OBJECTIVE » Work through the material below and count the lines holding the word "Training"; give that count and nothing more.

MATERIAL PROVIDED »
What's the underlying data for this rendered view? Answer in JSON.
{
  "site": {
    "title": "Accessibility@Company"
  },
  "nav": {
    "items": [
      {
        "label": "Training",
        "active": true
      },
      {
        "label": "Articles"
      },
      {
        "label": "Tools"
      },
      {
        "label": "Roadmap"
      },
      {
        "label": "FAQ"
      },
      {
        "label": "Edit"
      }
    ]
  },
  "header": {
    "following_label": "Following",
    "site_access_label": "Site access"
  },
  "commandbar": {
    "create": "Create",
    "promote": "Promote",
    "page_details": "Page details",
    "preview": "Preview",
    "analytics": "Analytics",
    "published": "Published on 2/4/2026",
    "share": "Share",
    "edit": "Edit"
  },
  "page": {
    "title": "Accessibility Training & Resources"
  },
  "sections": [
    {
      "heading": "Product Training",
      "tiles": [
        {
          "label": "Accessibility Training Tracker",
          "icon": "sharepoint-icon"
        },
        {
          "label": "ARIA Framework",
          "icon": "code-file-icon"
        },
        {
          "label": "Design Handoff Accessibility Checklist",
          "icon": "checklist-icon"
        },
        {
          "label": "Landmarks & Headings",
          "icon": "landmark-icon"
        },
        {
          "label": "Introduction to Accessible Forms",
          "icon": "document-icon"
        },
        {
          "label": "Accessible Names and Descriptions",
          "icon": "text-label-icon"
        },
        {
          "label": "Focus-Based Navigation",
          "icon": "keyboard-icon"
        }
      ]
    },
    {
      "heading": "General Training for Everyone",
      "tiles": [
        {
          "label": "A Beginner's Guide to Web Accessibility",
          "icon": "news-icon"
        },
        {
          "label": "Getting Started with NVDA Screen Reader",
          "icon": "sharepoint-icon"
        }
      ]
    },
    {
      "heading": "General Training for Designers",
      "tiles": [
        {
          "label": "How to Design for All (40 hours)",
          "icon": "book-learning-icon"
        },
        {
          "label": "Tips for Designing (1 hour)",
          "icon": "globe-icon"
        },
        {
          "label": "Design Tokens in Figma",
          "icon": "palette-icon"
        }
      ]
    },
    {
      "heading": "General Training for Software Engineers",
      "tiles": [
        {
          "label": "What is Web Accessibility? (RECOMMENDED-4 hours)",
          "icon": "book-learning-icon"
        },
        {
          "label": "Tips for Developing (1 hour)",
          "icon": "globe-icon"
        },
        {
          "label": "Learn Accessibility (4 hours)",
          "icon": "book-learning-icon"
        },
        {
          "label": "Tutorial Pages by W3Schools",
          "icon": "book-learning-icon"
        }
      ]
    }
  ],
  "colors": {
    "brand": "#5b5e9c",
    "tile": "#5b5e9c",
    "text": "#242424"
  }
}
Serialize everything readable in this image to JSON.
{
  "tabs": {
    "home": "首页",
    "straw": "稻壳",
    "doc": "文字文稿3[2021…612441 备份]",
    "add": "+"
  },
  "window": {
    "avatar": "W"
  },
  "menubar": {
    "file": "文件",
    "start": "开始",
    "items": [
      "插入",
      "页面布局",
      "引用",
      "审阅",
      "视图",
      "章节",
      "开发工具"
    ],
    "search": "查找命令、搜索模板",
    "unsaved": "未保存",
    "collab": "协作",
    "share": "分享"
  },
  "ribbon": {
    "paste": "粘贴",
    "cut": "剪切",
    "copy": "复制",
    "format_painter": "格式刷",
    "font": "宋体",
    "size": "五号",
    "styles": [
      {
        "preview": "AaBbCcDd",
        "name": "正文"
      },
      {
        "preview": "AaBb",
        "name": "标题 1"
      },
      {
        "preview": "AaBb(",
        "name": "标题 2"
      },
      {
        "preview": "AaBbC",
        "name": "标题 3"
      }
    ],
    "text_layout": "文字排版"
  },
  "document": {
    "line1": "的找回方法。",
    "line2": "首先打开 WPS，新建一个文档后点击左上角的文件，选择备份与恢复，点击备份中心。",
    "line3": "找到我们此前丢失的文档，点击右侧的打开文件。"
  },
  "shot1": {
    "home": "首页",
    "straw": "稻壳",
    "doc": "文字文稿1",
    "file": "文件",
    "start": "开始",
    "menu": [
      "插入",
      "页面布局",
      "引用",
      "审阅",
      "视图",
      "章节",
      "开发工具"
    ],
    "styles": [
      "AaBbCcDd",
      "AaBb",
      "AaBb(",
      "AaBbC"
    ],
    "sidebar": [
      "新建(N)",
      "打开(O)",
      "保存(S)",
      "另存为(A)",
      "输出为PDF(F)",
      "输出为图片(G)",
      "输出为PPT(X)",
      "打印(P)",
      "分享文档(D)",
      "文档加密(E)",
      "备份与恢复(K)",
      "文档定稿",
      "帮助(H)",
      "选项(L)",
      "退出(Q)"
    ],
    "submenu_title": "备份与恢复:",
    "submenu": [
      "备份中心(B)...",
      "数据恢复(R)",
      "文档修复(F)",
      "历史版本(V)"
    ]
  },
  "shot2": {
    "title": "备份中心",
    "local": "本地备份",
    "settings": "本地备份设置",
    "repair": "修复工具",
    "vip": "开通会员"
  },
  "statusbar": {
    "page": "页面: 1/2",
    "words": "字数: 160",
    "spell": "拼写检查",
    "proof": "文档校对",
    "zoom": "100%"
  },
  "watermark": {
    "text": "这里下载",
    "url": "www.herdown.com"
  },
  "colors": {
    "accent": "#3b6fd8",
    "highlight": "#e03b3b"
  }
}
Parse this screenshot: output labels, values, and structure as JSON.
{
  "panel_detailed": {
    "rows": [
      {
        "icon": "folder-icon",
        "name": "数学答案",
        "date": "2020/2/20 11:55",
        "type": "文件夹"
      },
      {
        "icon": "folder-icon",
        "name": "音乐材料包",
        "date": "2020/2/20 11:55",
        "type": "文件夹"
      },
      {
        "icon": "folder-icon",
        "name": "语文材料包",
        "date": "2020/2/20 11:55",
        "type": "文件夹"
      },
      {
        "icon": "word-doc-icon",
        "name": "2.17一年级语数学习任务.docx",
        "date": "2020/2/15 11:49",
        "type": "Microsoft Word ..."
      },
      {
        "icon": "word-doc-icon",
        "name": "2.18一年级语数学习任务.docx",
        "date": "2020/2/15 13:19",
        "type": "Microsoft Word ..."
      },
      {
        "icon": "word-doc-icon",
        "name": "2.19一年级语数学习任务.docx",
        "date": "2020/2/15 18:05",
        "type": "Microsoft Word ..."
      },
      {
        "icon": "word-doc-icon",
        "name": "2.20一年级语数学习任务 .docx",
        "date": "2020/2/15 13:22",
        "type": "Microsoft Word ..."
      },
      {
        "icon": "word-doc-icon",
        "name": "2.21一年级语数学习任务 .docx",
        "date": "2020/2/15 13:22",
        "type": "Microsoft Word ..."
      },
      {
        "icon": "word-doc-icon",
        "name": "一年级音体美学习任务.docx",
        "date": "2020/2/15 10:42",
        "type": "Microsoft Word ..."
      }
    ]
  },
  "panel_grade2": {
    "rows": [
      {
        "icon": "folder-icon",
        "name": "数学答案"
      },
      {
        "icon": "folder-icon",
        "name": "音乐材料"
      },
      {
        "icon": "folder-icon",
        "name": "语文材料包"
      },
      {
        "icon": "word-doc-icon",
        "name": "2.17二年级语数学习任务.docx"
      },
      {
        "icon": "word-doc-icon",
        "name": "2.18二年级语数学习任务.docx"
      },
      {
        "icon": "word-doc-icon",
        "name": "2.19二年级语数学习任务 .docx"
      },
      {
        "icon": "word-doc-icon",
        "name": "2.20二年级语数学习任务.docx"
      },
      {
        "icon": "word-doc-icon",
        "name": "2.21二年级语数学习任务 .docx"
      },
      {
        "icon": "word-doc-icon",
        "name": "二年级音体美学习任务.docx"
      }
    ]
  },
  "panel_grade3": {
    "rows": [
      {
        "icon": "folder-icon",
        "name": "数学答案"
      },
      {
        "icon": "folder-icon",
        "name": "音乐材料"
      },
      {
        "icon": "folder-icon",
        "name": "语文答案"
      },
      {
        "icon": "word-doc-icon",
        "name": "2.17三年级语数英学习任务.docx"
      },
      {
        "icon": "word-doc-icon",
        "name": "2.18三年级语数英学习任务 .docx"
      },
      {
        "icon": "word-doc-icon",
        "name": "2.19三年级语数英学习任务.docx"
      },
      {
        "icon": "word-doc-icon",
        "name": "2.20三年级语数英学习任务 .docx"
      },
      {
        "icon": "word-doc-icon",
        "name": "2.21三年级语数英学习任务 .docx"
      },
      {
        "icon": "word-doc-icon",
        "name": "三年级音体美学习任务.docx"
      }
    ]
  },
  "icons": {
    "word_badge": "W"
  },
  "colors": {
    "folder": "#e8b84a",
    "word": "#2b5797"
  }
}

WRITTEN SOLUTION » 7